_CHALLENGE_
Swap "bubble-tail" for "tail-mark" in the records from the start up to and including the line with "phone-icon[interactable] <box>690 154", and give those lines again with nothing else changed.

_DATA SUPPLIED_
━━━━━━━━

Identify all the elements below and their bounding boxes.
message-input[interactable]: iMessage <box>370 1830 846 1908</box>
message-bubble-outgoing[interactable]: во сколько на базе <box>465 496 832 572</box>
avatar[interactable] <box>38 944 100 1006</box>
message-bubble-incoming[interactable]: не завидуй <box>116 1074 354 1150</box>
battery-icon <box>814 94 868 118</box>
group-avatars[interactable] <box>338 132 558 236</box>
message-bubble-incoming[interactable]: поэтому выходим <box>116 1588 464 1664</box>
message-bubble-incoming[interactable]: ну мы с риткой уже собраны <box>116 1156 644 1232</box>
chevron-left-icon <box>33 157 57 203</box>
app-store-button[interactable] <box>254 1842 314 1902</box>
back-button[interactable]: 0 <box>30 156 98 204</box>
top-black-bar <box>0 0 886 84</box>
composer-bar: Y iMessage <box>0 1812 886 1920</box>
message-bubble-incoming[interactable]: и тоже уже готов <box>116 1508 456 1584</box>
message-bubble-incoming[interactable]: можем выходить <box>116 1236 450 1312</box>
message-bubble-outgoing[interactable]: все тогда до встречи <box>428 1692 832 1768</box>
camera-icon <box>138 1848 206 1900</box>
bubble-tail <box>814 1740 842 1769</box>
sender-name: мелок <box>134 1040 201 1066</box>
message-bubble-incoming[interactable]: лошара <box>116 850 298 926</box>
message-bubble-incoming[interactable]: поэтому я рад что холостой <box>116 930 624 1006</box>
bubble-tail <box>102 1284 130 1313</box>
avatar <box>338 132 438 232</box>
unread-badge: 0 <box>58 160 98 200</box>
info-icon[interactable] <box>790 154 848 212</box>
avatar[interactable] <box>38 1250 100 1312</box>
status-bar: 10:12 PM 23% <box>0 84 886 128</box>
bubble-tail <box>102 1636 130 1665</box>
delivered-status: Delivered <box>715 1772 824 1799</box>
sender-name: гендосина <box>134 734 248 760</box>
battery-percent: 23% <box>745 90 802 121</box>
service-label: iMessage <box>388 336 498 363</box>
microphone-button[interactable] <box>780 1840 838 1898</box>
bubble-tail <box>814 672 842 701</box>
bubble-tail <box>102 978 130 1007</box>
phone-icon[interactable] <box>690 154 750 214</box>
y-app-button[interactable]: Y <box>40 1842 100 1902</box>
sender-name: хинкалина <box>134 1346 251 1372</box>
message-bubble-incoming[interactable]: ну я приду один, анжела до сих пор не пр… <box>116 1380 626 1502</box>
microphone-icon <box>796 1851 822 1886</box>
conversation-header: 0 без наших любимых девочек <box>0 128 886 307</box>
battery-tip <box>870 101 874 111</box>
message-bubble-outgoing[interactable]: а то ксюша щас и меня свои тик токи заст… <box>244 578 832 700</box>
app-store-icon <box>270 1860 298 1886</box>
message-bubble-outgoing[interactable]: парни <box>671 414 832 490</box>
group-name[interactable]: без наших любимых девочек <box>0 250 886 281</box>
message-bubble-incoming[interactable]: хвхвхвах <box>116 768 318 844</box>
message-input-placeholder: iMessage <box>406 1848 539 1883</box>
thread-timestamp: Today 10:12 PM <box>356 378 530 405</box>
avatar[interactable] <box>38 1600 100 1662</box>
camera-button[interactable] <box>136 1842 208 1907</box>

━━━━━━━━

_REPLY TO THE EXERCISE_
Identify all the elements below and their bounding boxes.
message-input[interactable]: iMessage <box>370 1830 846 1908</box>
message-bubble-outgoing[interactable]: во сколько на базе <box>465 496 832 572</box>
avatar[interactable] <box>38 944 100 1006</box>
message-bubble-incoming[interactable]: не завидуй <box>116 1074 354 1150</box>
battery-icon <box>814 94 868 118</box>
group-avatars[interactable] <box>338 132 558 236</box>
message-bubble-incoming[interactable]: поэтому выходим <box>116 1588 464 1664</box>
message-bubble-incoming[interactable]: ну мы с риткой уже собраны <box>116 1156 644 1232</box>
chevron-left-icon <box>33 157 57 203</box>
app-store-button[interactable] <box>254 1842 314 1902</box>
back-button[interactable]: 0 <box>30 156 98 204</box>
top-black-bar <box>0 0 886 84</box>
composer-bar: Y iMessage <box>0 1812 886 1920</box>
message-bubble-incoming[interactable]: и тоже уже готов <box>116 1508 456 1584</box>
message-bubble-incoming[interactable]: можем выходить <box>116 1236 450 1312</box>
message-bubble-outgoing[interactable]: все тогда до встречи <box>428 1692 832 1768</box>
camera-icon <box>138 1848 206 1900</box>
tail-mark <box>814 1740 842 1769</box>
sender-name: мелок <box>134 1040 201 1066</box>
message-bubble-incoming[interactable]: лошара <box>116 850 298 926</box>
message-bubble-incoming[interactable]: поэтому я рад что холостой <box>116 930 624 1006</box>
tail-mark <box>102 1284 130 1313</box>
avatar <box>338 132 438 232</box>
unread-badge: 0 <box>58 160 98 200</box>
info-icon[interactable] <box>790 154 848 212</box>
avatar[interactable] <box>38 1250 100 1312</box>
status-bar: 10:12 PM 23% <box>0 84 886 128</box>
tail-mark <box>102 1636 130 1665</box>
delivered-status: Delivered <box>715 1772 824 1799</box>
sender-name: гендосина <box>134 734 248 760</box>
battery-percent: 23% <box>745 90 802 121</box>
service-label: iMessage <box>388 336 498 363</box>
microphone-button[interactable] <box>780 1840 838 1898</box>
tail-mark <box>814 672 842 701</box>
tail-mark <box>102 978 130 1007</box>
phone-icon[interactable] <box>690 154 750 214</box>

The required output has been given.